→ **Your instructions**:
For the copy, please give all of the data again exactly and leave the pictures out.

━━━ Task material

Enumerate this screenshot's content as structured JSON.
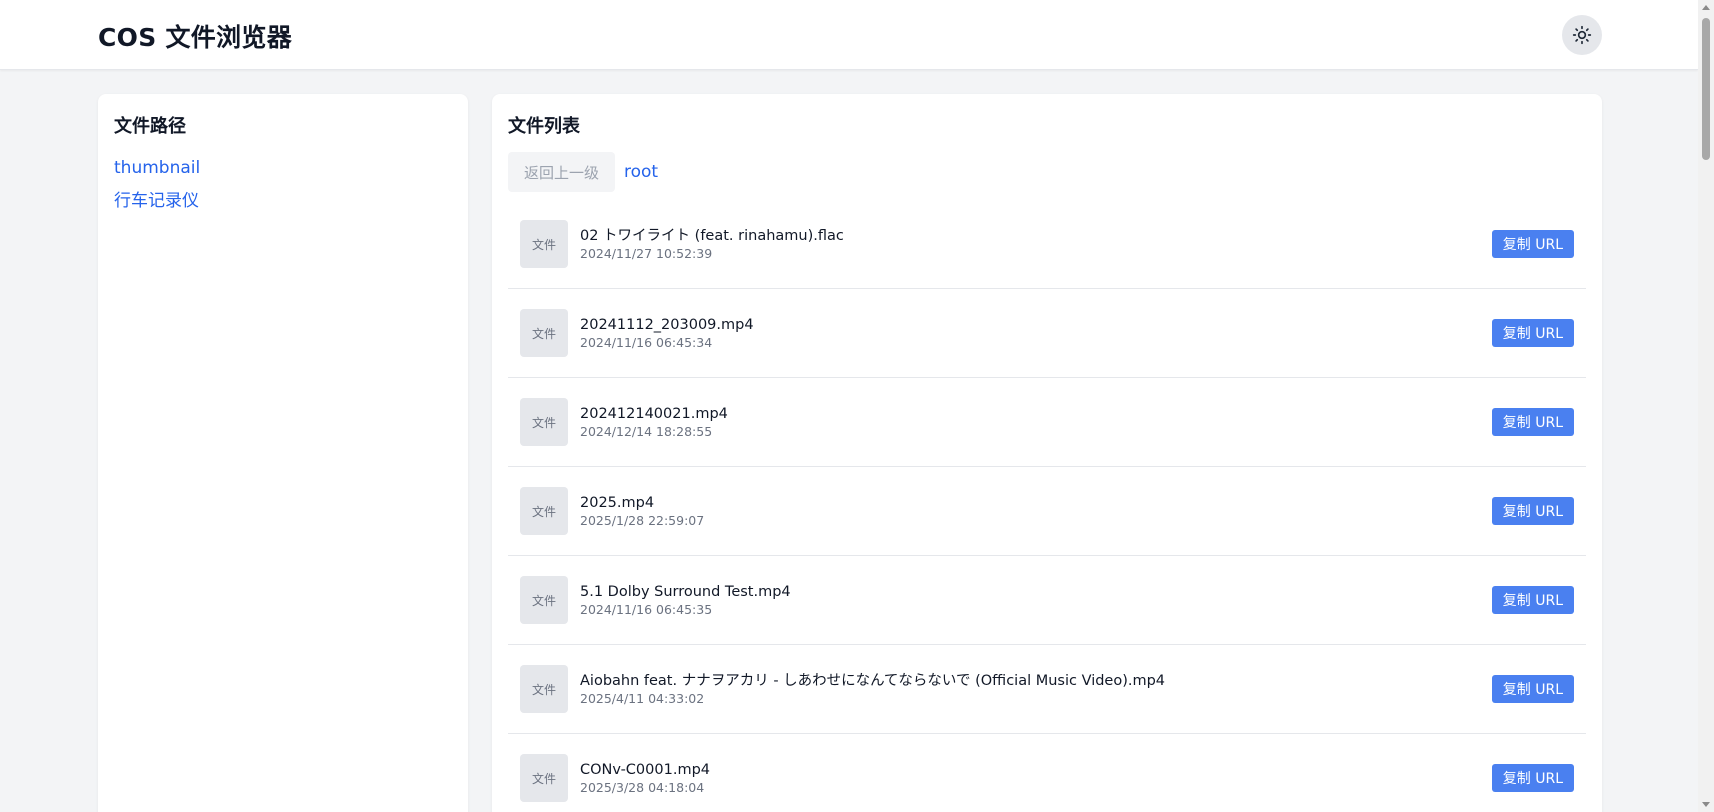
{
  "header": {
    "title": "COS 文件浏览器",
    "theme_toggle_icon": "sun-icon"
  },
  "sidebar": {
    "title": "文件路径",
    "folders": [
      {
        "label": "thumbnail"
      },
      {
        "label": "行车记录仪"
      }
    ]
  },
  "main": {
    "title": "文件列表",
    "back_label": "返回上一级",
    "current_path": "root",
    "files": [
      {
        "thumb": "文件",
        "name": "02 トワイライト (feat. rinahamu).flac",
        "time": "2024/11/27 10:52:39",
        "action": "复制 URL"
      },
      {
        "thumb": "文件",
        "name": "20241112_203009.mp4",
        "time": "2024/11/16 06:45:34",
        "action": "复制 URL"
      },
      {
        "thumb": "文件",
        "name": "202412140021.mp4",
        "time": "2024/12/14 18:28:55",
        "action": "复制 URL"
      },
      {
        "thumb": "文件",
        "name": "2025.mp4",
        "time": "2025/1/28 22:59:07",
        "action": "复制 URL"
      },
      {
        "thumb": "文件",
        "name": "5.1 Dolby Surround Test.mp4",
        "time": "2024/11/16 06:45:35",
        "action": "复制 URL"
      },
      {
        "thumb": "文件",
        "name": "Aiobahn feat. ナナヲアカリ - しあわせになんてならないで (Official Music Video).mp4",
        "time": "2025/4/11 04:33:02",
        "action": "复制 URL"
      },
      {
        "thumb": "文件",
        "name": "CONv-C0001.mp4",
        "time": "2025/3/28 04:18:04",
        "action": "复制 URL"
      }
    ]
  },
  "colors": {
    "accent": "#2563eb",
    "button": "#4a80f0",
    "background": "#f3f4f6"
  }
}
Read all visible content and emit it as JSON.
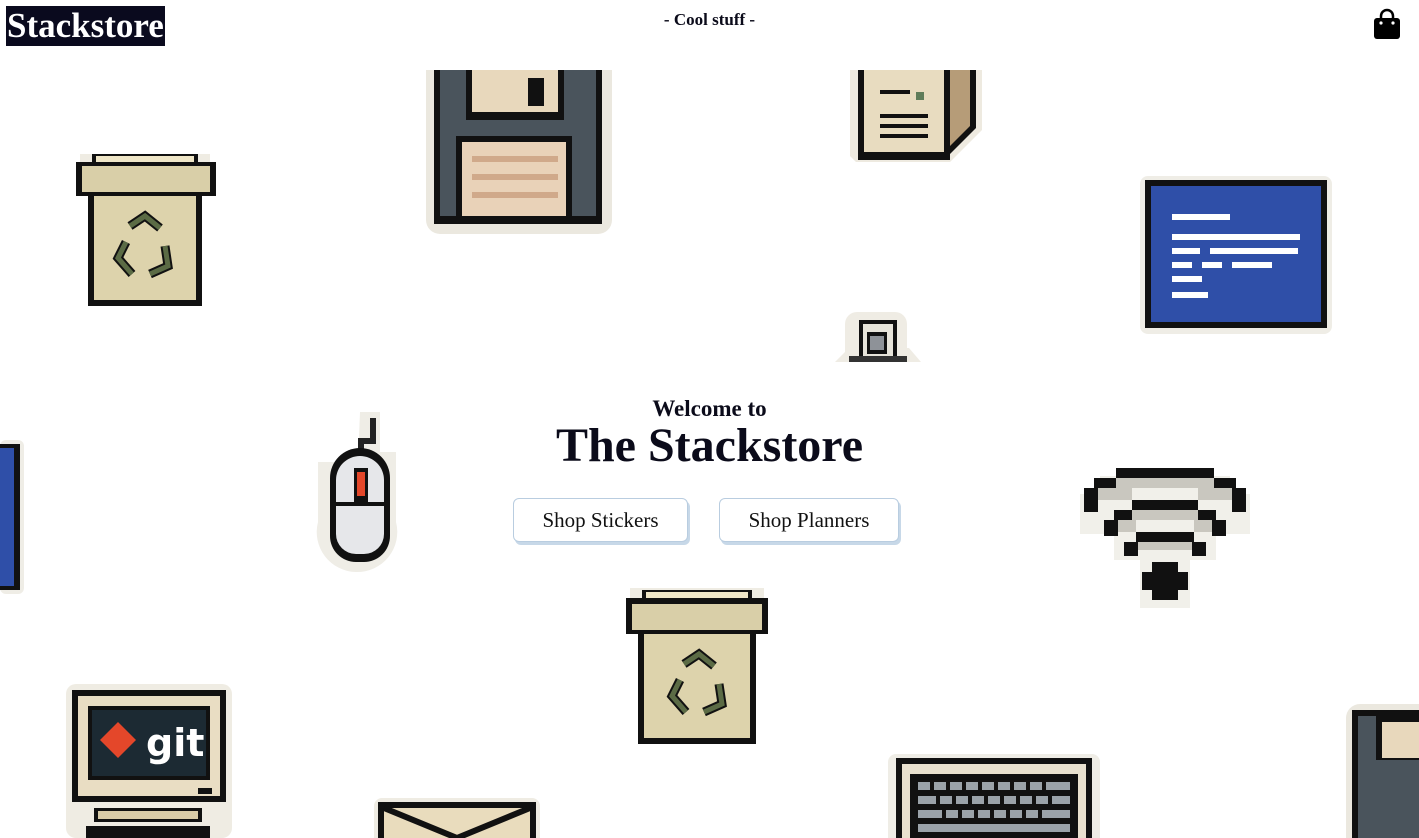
{
  "header": {
    "logo": "Stackstore",
    "tagline": "- Cool stuff -",
    "cart_icon": "shopping-bag-icon"
  },
  "hero": {
    "welcome": "Welcome to",
    "title": "The Stackstore",
    "buttons": [
      {
        "label": "Shop Stickers"
      },
      {
        "label": "Shop Planners"
      }
    ]
  },
  "stickers": [
    {
      "name": "recycle-bin-sticker"
    },
    {
      "name": "floppy-disk-sticker"
    },
    {
      "name": "computer-tower-sticker"
    },
    {
      "name": "blue-screen-monitor-sticker"
    },
    {
      "name": "usb-drive-sticker"
    },
    {
      "name": "blue-monitor-edge-sticker"
    },
    {
      "name": "computer-mouse-sticker"
    },
    {
      "name": "wifi-signal-sticker"
    },
    {
      "name": "recycle-bin-sticker"
    },
    {
      "name": "git-computer-sticker",
      "text": "git"
    },
    {
      "name": "envelope-sticker"
    },
    {
      "name": "keyboard-sticker"
    },
    {
      "name": "floppy-disk-edge-sticker"
    }
  ],
  "colors": {
    "logo_bg": "#0a0a1e",
    "button_border": "#b9cde0",
    "sticker_blue": "#2f4fa8",
    "git_red": "#e4472a"
  }
}
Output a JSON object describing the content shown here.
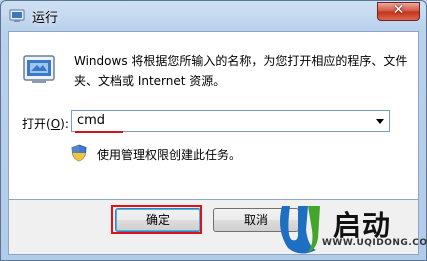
{
  "window": {
    "title": "运行"
  },
  "description": "Windows 将根据您所输入的名称，为您打开相应的程序、文件夹、文档或 Internet 资源。",
  "open_field": {
    "label_prefix": "打开(",
    "label_accel": "O",
    "label_suffix": "):",
    "value": "cmd"
  },
  "admin_note": "使用管理权限创建此任务。",
  "buttons": {
    "ok": "确定",
    "cancel": "取消"
  },
  "watermark": {
    "brand_cn": "启动",
    "url": "WWW.UQIDONG.COM"
  },
  "colors": {
    "highlight_red": "#d4121d",
    "brand_blue": "#1e6fc1",
    "brand_green": "#43a62a"
  }
}
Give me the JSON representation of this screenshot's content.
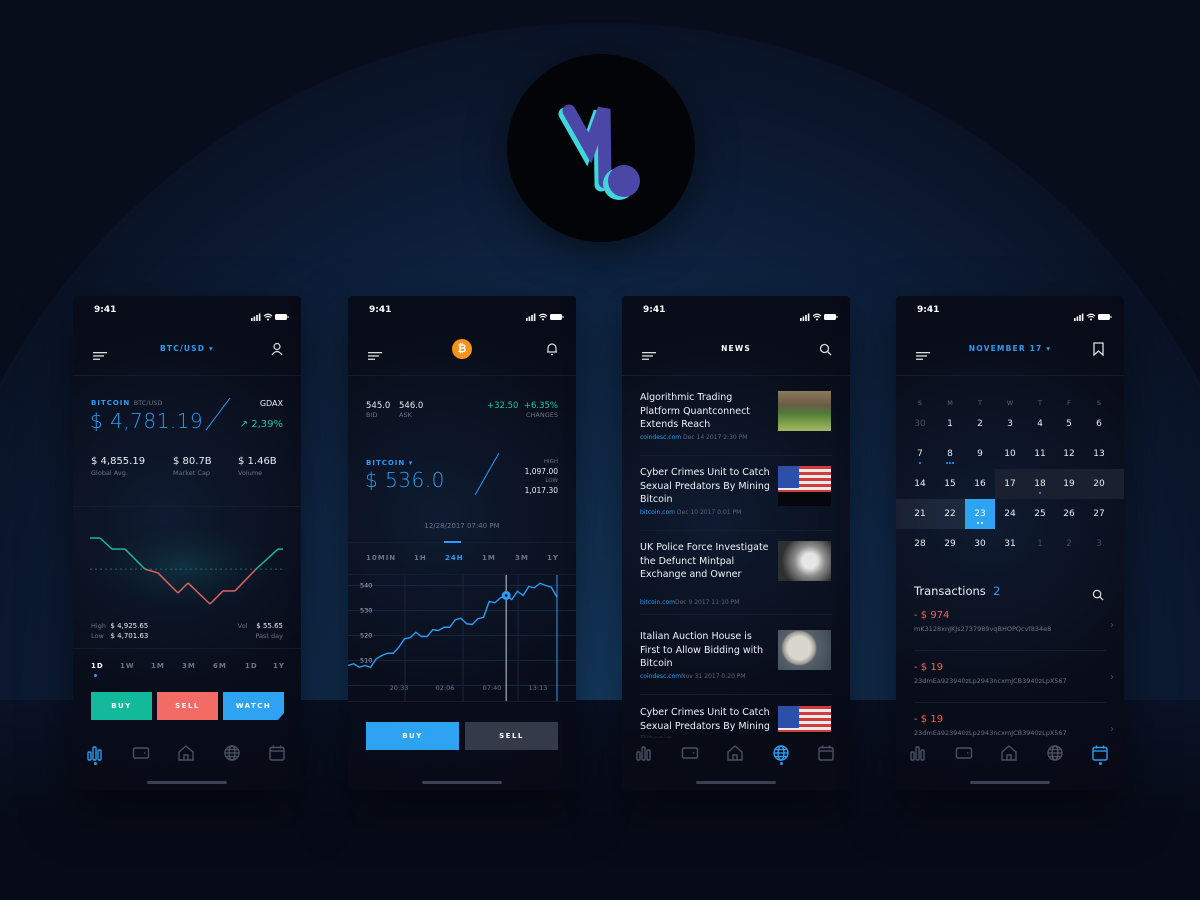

━━━━━━

→ **Exercise result**:
Enumerate this screenshot's content as structured JSON.
{
  "header": {
    "title": "COS 文件浏览器",
    "theme_toggle_icon": "sun-icon"
  },
  "sidebar": {
    "title": "文件路径",
    "folders": [
      {
        "label": "thumbnail"
      },
      {
        "label": "行车记录仪"
      }
    ]
  },
  "main": {
    "title": "文件列表",
    "back_label": "返回上一级",
    "current_path": "root",
    "files": [
      {
        "thumb": "文件",
        "name": "02 トワイライト (feat. rinahamu).flac",
        "time": "2024/11/27 10:52:39",
        "action": "复制 URL"
      },
      {
        "thumb": "文件",
        "name": "20241112_203009.mp4",
        "time": "2024/11/16 06:45:34",
        "action": "复制 URL"
      },
      {
        "thumb": "文件",
        "name": "202412140021.mp4",
        "time": "2024/12/14 18:28:55",
        "action": "复制 URL"
      },
      {
        "thumb": "文件",
        "name": "2025.mp4",
        "time": "2025/1/28 22:59:07",
        "action": "复制 URL"
      },
      {
        "thumb": "文件",
        "name": "5.1 Dolby Surround Test.mp4",
        "time": "2024/11/16 06:45:35",
        "action": "复制 URL"
      },
      {
        "thumb": "文件",
        "name": "Aiobahn feat. ナナヲアカリ - しあわせになんてならないで (Official Music Video).mp4",
        "time": "2025/4/11 04:33:02",
        "action": "复制 URL"
      },
      {
        "thumb": "文件",
        "name": "CONv-C0001.mp4",
        "time": "2025/3/28 04:18:04",
        "action": "复制 URL"
      }
    ]
  },
  "colors": {
    "accent": "#2563eb",
    "button": "#4a80f0",
    "background": "#f3f4f6"
  }
}
Read all visible content and emit it as JSON.
{
  "header": {
    "logo": "Stackstore",
    "tagline": "- Cool stuff -",
    "cart_icon": "shopping-bag-icon"
  },
  "hero": {
    "welcome": "Welcome to",
    "title": "The Stackstore",
    "buttons": [
      {
        "label": "Shop Stickers"
      },
      {
        "label": "Shop Planners"
      }
    ]
  },
  "stickers": [
    {
      "name": "recycle-bin-sticker"
    },
    {
      "name": "floppy-disk-sticker"
    },
    {
      "name": "computer-tower-sticker"
    },
    {
      "name": "blue-screen-monitor-sticker"
    },
    {
      "name": "usb-drive-sticker"
    },
    {
      "name": "blue-monitor-edge-sticker"
    },
    {
      "name": "computer-mouse-sticker"
    },
    {
      "name": "wifi-signal-sticker"
    },
    {
      "name": "recycle-bin-sticker"
    },
    {
      "name": "git-computer-sticker",
      "text": "git"
    },
    {
      "name": "envelope-sticker"
    },
    {
      "name": "keyboard-sticker"
    },
    {
      "name": "floppy-disk-edge-sticker"
    }
  ],
  "colors": {
    "logo_bg": "#0a0a1e",
    "button_border": "#b9cde0",
    "sticker_blue": "#2f4fa8",
    "git_red": "#e4472a"
  }
}
Output a JSON object describing the content shown here.
{
  "window": {
    "title": "运行"
  },
  "description": "Windows 将根据您所输入的名称，为您打开相应的程序、文件夹、文档或 Internet 资源。",
  "open_field": {
    "label_prefix": "打开(",
    "label_accel": "O",
    "label_suffix": "):",
    "value": "cmd"
  },
  "admin_note": "使用管理权限创建此任务。",
  "buttons": {
    "ok": "确定",
    "cancel": "取消"
  },
  "watermark": {
    "brand_cn": "启动",
    "url": "WWW.UQIDONG.COM"
  },
  "colors": {
    "highlight_red": "#d4121d",
    "brand_blue": "#1e6fc1",
    "brand_green": "#43a62a"
  }
}
Give me the JSON representation of this screenshot's content.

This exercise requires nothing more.